QUOTED PASSAGE:
________________

Re: [PATCH] mm/huge_memory: fix the memory leak due to the race

From: zhong jiang
Date: Wed Jun 22 2016 - 06:02:00 EST


On 2016/6/21 23:29, Kirill A. Shutemov wrote:
> On Tue, Jun 21, 2016 at 11:19:07PM +0800, zhong jiang wrote:
>> On 2016/6/21 22:37, Kirill A. Shutemov wrote:
>>> On Tue, Jun 21, 2016 at 10:05:56PM +0800, zhongjiang wrote:
>>>> From: zhong jiang <zhongjiang@xxxxxxxxxx>
>>>>
>>>> with great pressure, I run some test cases. As a result, I found
>>>> that the THP is not freed, it is detected by check_mm().
>>>>
>>>> BUG: Bad rss-counter state mm:ffff8827edb70000 idx:1 val:512
>>>>
>>>> Consider the following race :
>>>>
>>>> CPU0 CPU1
>>>> __handle_mm_fault()
>>>> wp_huge_pmd()
>>>> do_huge_pmd_wp_page()
>>>> pmdp_huge_clear_flush_notify()
>>>> (pmd_none = true)
>>>> exit_mmap()
>>>> unmap_vmas()
>>>> zap_pmd_range()
>>>> pmd_none_or_trans_huge_or_clear_bad()
>>>> (result in memory leak)
>>>> set_pmd_at()
>>>>
>>>> because of CPU0 have allocated huge page before pmdp_huge_clear_notify,
>>>> and it make the pmd entry to be null. Therefore, The memory leak can occur.
>>>>
>>>> The patch fix the scenario that the pmd entry can lead to be null.

________________

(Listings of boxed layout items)
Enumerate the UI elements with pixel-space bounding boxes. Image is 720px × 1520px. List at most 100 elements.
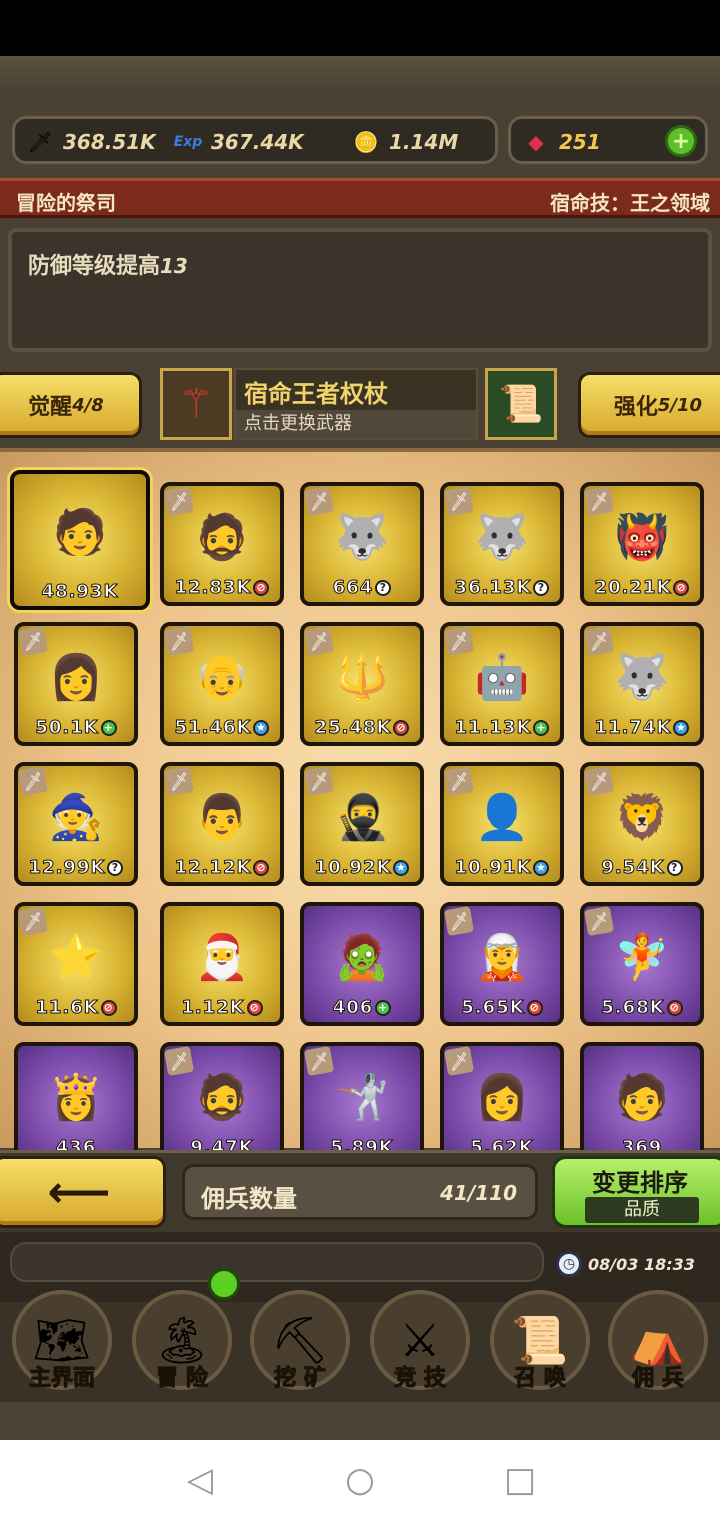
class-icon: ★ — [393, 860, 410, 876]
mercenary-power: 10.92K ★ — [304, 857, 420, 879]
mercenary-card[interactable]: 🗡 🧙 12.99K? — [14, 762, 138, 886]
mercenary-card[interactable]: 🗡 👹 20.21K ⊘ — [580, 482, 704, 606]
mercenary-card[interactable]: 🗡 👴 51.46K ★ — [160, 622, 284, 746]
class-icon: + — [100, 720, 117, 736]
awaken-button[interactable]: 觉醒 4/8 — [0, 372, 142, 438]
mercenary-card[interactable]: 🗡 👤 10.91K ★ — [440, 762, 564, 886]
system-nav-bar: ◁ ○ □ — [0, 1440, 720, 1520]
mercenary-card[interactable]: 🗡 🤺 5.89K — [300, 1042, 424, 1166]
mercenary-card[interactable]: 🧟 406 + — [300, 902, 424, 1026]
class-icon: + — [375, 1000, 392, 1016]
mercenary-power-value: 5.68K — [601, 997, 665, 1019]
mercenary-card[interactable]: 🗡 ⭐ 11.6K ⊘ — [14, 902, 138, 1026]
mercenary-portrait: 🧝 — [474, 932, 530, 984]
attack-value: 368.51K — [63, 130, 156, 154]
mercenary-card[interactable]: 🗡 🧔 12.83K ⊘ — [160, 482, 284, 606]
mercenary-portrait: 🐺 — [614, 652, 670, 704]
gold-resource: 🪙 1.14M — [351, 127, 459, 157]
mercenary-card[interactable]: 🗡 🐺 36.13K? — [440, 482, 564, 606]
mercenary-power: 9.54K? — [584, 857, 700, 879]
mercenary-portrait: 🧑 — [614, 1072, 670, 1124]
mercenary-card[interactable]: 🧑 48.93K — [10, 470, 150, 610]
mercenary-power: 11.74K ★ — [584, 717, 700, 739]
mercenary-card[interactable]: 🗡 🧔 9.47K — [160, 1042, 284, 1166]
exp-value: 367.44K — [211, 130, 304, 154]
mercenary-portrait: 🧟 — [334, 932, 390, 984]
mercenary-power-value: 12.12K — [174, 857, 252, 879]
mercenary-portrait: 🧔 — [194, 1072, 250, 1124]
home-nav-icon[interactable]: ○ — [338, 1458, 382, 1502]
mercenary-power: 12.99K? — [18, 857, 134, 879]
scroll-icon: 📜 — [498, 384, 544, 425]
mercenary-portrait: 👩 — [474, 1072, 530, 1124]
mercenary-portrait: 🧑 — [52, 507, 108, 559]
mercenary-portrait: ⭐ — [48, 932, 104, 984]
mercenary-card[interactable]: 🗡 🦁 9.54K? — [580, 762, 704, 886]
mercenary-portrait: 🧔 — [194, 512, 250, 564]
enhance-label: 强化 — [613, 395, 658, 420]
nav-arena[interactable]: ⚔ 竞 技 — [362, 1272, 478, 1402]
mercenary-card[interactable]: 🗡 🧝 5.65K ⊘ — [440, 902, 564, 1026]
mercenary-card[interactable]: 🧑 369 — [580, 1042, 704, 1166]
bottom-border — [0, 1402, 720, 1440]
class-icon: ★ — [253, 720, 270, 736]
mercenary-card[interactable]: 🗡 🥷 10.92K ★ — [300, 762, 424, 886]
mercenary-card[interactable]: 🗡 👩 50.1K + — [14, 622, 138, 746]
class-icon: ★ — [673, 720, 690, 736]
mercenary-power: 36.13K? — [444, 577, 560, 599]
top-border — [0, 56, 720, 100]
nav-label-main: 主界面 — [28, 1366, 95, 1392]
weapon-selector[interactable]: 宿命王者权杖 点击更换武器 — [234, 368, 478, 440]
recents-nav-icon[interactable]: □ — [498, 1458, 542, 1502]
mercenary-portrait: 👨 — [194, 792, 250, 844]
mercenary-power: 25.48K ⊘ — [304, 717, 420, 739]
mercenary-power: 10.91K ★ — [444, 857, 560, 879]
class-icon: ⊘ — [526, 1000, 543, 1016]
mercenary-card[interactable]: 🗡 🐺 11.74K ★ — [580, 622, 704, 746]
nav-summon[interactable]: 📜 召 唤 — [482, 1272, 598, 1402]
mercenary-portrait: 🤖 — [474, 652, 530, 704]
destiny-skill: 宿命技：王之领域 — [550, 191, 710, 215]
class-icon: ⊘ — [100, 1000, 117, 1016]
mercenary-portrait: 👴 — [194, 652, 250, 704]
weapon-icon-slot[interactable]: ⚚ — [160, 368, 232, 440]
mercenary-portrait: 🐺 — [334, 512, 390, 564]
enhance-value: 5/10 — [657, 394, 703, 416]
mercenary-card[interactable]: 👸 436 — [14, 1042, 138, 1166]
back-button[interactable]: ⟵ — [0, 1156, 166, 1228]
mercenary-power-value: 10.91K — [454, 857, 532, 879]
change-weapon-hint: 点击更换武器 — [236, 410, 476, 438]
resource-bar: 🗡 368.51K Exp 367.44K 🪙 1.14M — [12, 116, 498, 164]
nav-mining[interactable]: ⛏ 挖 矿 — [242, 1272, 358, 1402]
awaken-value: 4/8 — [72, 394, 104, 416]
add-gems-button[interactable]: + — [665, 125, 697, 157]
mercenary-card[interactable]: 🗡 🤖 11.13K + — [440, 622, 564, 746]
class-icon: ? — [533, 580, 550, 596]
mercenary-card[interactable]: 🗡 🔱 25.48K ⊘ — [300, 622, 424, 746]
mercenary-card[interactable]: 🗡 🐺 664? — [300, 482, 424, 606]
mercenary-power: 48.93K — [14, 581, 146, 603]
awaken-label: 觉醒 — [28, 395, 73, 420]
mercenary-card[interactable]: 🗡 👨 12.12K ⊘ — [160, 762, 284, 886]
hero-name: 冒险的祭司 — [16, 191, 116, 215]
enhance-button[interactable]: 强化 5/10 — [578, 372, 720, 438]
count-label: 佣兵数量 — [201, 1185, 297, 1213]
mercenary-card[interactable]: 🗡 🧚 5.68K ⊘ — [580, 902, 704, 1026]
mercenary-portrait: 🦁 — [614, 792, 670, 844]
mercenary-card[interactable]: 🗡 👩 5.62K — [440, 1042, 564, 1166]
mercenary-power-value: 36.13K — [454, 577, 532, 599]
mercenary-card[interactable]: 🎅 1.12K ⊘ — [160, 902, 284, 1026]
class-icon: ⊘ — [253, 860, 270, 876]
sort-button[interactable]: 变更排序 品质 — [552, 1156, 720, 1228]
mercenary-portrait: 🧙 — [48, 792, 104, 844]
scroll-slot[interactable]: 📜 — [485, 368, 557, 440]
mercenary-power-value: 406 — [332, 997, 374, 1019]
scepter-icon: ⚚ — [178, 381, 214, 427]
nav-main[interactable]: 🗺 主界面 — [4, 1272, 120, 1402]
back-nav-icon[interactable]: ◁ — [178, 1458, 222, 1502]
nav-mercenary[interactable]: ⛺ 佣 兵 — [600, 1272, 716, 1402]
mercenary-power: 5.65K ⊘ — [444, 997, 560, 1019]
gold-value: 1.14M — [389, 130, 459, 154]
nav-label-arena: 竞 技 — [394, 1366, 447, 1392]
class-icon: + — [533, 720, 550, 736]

________________

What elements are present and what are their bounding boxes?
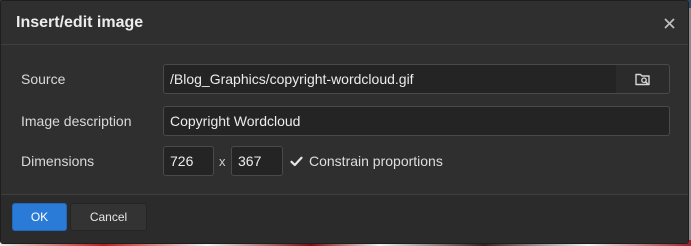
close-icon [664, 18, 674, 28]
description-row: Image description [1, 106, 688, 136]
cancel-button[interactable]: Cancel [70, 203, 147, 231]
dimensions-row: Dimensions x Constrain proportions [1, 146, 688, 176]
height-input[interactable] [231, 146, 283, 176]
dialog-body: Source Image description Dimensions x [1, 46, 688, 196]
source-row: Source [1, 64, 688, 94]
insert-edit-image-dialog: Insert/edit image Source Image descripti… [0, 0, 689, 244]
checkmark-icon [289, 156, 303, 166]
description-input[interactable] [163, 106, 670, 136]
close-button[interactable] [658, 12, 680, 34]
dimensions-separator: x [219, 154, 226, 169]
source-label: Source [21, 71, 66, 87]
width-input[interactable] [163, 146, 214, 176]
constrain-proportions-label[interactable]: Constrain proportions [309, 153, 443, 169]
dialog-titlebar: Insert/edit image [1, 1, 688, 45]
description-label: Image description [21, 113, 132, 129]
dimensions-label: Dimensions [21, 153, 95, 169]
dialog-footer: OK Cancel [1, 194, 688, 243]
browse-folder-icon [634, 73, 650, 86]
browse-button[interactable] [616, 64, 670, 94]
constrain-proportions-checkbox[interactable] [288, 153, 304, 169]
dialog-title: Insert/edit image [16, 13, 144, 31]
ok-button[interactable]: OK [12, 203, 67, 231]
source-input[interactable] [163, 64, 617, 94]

________________

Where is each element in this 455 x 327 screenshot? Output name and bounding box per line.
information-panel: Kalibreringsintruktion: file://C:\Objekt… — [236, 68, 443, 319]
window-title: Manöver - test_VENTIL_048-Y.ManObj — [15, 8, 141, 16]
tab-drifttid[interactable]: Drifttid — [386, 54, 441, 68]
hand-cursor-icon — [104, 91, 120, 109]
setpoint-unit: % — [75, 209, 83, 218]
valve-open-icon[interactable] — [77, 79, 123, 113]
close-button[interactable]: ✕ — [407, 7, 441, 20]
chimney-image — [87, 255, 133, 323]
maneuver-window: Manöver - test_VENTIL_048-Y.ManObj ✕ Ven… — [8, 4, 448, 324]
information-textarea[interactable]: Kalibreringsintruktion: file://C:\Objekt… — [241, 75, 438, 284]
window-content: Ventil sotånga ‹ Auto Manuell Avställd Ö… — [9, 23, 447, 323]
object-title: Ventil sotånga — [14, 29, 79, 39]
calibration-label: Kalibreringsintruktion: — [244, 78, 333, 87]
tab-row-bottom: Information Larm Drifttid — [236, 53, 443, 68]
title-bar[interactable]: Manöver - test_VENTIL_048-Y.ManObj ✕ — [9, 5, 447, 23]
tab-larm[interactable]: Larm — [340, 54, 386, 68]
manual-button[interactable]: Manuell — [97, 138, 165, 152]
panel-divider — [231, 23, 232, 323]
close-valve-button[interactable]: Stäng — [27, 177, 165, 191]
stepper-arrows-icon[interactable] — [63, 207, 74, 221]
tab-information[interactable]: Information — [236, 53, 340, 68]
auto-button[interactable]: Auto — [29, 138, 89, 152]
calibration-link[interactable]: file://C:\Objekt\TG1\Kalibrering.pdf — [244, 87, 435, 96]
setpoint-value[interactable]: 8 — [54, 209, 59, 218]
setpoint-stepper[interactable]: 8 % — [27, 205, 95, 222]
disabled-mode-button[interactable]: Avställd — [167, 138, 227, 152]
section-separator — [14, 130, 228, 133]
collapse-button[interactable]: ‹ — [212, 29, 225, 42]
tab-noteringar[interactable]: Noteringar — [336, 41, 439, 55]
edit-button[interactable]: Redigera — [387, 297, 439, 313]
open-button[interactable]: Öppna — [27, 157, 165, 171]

________________

TASKS FOR THIS EXERCISE:
a - In the huge_memory patch thread, which function detects that the THP is not freed?
b - Does each statement agree with the huge_memory patch thread? (i) The reply is dated Wednesday, June 22, 2016. (ii) The patch addresses a memory leak caused by a race. (iii) CPU1 allocated the huge page before pmdp_huge_clear_notify.
c - Could you proceed with the huge_memory patch thread, picking up right after its last line?

ANSWERS TO EACH TASK:
a - check_mm()

b -
(i) Yes: "Date: Wed Jun 22 2016 - 06:02:00 EST"
(ii) Yes: "fix the memory leak due to the race"
(iii) No: "because of CPU0 have allocated huge page before pmdp_huge_clear_notify"

c -
>>> I don't think the scenario is possible.
>>>
>>> exit_mmap() called when all mm users have gone, so no parallel threads
>>> exist.
>>>
>> Forget this patch. It 's my fault , it indeed don not exist.
>> But I hit the following problem. we can see the memory leak when the process exit.
>>
>>
>> Any suggestion will be apprecaited.
> Could you try this:
>
> http://lkml.kernel.org/r/20160621150433.GA7536@xxxxxxxxxxxxxxxxxx
The patch I have seen , but I don not think this patch can fix so problem . if that race occur, pmd entry points to
the huge page will be changed , and freeze_page spilt pmd will fail. subsequent vm_bug_on() will fired.

freeze_page()
try_to_unmap()
split_huge_pmd_address() (return fail) result in page_mapcount is not zero
vm_bug_on()